* Written problem *
Single out each line with the word "Moving" and copy it.

Data tied to figure images:
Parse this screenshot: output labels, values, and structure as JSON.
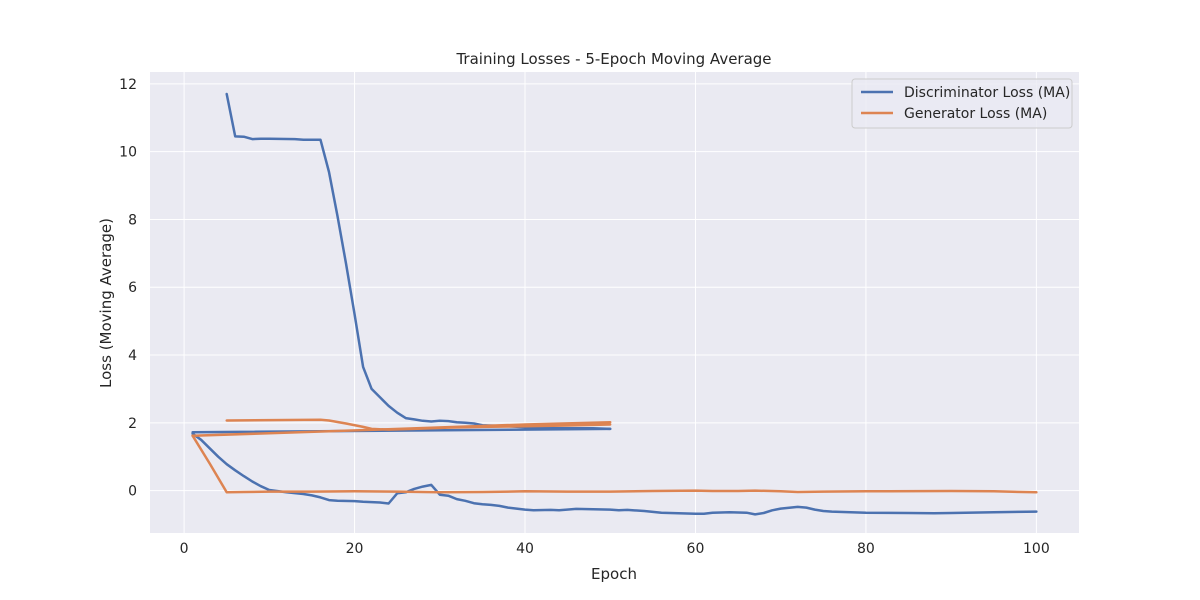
{
  "chart_data": {
    "type": "line",
    "title": "Training Losses - 5-Epoch Moving Average",
    "xlabel": "Epoch",
    "ylabel": "Loss (Moving Average)",
    "xlim": [
      -4,
      105
    ],
    "ylim": [
      -1.25,
      12.35
    ],
    "xticks": [
      0,
      20,
      40,
      60,
      80,
      100
    ],
    "yticks": [
      0,
      2,
      4,
      6,
      8,
      10,
      12
    ],
    "grid": true,
    "legend_position": "top-right",
    "colors": {
      "background": "#eaeaf2",
      "grid": "#ffffff",
      "discriminator": "#4c72b0",
      "generator": "#dd8452"
    },
    "series": [
      {
        "name": "Discriminator Loss (MA)",
        "color": "#4c72b0",
        "segments": [
          [
            [
              1,
              1.72
            ],
            [
              50,
              1.82
            ]
          ],
          [
            [
              5,
              11.7
            ],
            [
              6,
              10.45
            ],
            [
              7,
              10.44
            ],
            [
              8,
              10.37
            ],
            [
              9,
              10.38
            ],
            [
              10,
              10.38
            ],
            [
              13,
              10.37
            ],
            [
              14,
              10.35
            ],
            [
              16,
              10.35
            ],
            [
              17,
              9.4
            ],
            [
              18,
              8.1
            ],
            [
              19,
              6.7
            ],
            [
              20,
              5.2
            ],
            [
              21,
              3.65
            ],
            [
              22,
              3.0
            ],
            [
              23,
              2.75
            ],
            [
              24,
              2.5
            ],
            [
              25,
              2.3
            ],
            [
              26,
              2.14
            ],
            [
              27,
              2.1
            ],
            [
              28,
              2.06
            ],
            [
              29,
              2.04
            ],
            [
              30,
              2.06
            ],
            [
              31,
              2.05
            ],
            [
              32,
              2.02
            ],
            [
              33,
              2.0
            ],
            [
              34,
              1.98
            ],
            [
              35,
              1.93
            ],
            [
              38,
              1.9
            ],
            [
              40,
              1.87
            ],
            [
              43,
              1.84
            ],
            [
              45,
              1.84
            ],
            [
              48,
              1.84
            ],
            [
              50,
              1.82
            ]
          ],
          [
            [
              1,
              1.68
            ],
            [
              2,
              1.5
            ],
            [
              3,
              1.25
            ],
            [
              4,
              1.0
            ],
            [
              5,
              0.78
            ],
            [
              6,
              0.6
            ],
            [
              7,
              0.43
            ],
            [
              8,
              0.27
            ],
            [
              9,
              0.13
            ],
            [
              10,
              0.02
            ],
            [
              12,
              -0.05
            ],
            [
              14,
              -0.1
            ],
            [
              15,
              -0.14
            ],
            [
              16,
              -0.2
            ],
            [
              17,
              -0.28
            ],
            [
              18,
              -0.3
            ],
            [
              20,
              -0.31
            ],
            [
              21,
              -0.33
            ],
            [
              23,
              -0.35
            ],
            [
              24,
              -0.38
            ],
            [
              25,
              -0.08
            ],
            [
              26,
              -0.05
            ],
            [
              27,
              0.05
            ],
            [
              28,
              0.12
            ],
            [
              29,
              0.17
            ],
            [
              30,
              -0.12
            ],
            [
              31,
              -0.15
            ],
            [
              32,
              -0.25
            ],
            [
              33,
              -0.3
            ],
            [
              34,
              -0.37
            ],
            [
              35,
              -0.4
            ],
            [
              36,
              -0.42
            ],
            [
              37,
              -0.45
            ],
            [
              38,
              -0.5
            ],
            [
              39,
              -0.53
            ],
            [
              40,
              -0.56
            ],
            [
              41,
              -0.58
            ],
            [
              43,
              -0.57
            ],
            [
              44,
              -0.58
            ],
            [
              46,
              -0.54
            ],
            [
              48,
              -0.55
            ],
            [
              50,
              -0.56
            ],
            [
              51,
              -0.58
            ],
            [
              52,
              -0.57
            ],
            [
              54,
              -0.6
            ],
            [
              56,
              -0.65
            ],
            [
              58,
              -0.67
            ],
            [
              60,
              -0.68
            ],
            [
              61,
              -0.68
            ],
            [
              62,
              -0.65
            ],
            [
              64,
              -0.64
            ],
            [
              66,
              -0.65
            ],
            [
              67,
              -0.7
            ],
            [
              68,
              -0.66
            ],
            [
              69,
              -0.58
            ],
            [
              70,
              -0.53
            ],
            [
              72,
              -0.48
            ],
            [
              73,
              -0.5
            ],
            [
              74,
              -0.56
            ],
            [
              75,
              -0.6
            ],
            [
              76,
              -0.62
            ],
            [
              80,
              -0.65
            ],
            [
              85,
              -0.66
            ],
            [
              88,
              -0.67
            ],
            [
              90,
              -0.66
            ],
            [
              95,
              -0.64
            ],
            [
              100,
              -0.62
            ]
          ]
        ]
      },
      {
        "name": "Generator Loss (MA)",
        "color": "#dd8452",
        "segments": [
          [
            [
              1,
              1.62
            ],
            [
              17,
              1.75
            ],
            [
              40,
              1.95
            ],
            [
              50,
              2.02
            ]
          ],
          [
            [
              5,
              2.07
            ],
            [
              16,
              2.09
            ],
            [
              17,
              2.07
            ],
            [
              19,
              1.98
            ],
            [
              21,
              1.88
            ],
            [
              22,
              1.82
            ],
            [
              24,
              1.8
            ],
            [
              27,
              1.82
            ],
            [
              29,
              1.84
            ],
            [
              31,
              1.86
            ],
            [
              35,
              1.88
            ],
            [
              40,
              1.9
            ],
            [
              45,
              1.92
            ],
            [
              50,
              1.95
            ]
          ],
          [
            [
              1,
              1.62
            ],
            [
              3,
              0.8
            ],
            [
              5,
              -0.05
            ],
            [
              7,
              -0.04
            ],
            [
              10,
              -0.03
            ],
            [
              15,
              -0.03
            ],
            [
              20,
              -0.02
            ],
            [
              25,
              -0.03
            ],
            [
              30,
              -0.05
            ],
            [
              35,
              -0.04
            ],
            [
              40,
              -0.02
            ],
            [
              45,
              -0.03
            ],
            [
              50,
              -0.03
            ],
            [
              55,
              -0.01
            ],
            [
              60,
              0.0
            ],
            [
              62,
              -0.01
            ],
            [
              65,
              -0.01
            ],
            [
              67,
              0.0
            ],
            [
              70,
              -0.02
            ],
            [
              72,
              -0.04
            ],
            [
              75,
              -0.03
            ],
            [
              80,
              -0.02
            ],
            [
              90,
              -0.01
            ],
            [
              95,
              -0.02
            ],
            [
              100,
              -0.05
            ]
          ]
        ]
      }
    ]
  }
}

* Result for this task *
    "title": "Training Losses - 5-Epoch Moving Average",
    "ylabel": "Loss (Moving Average)",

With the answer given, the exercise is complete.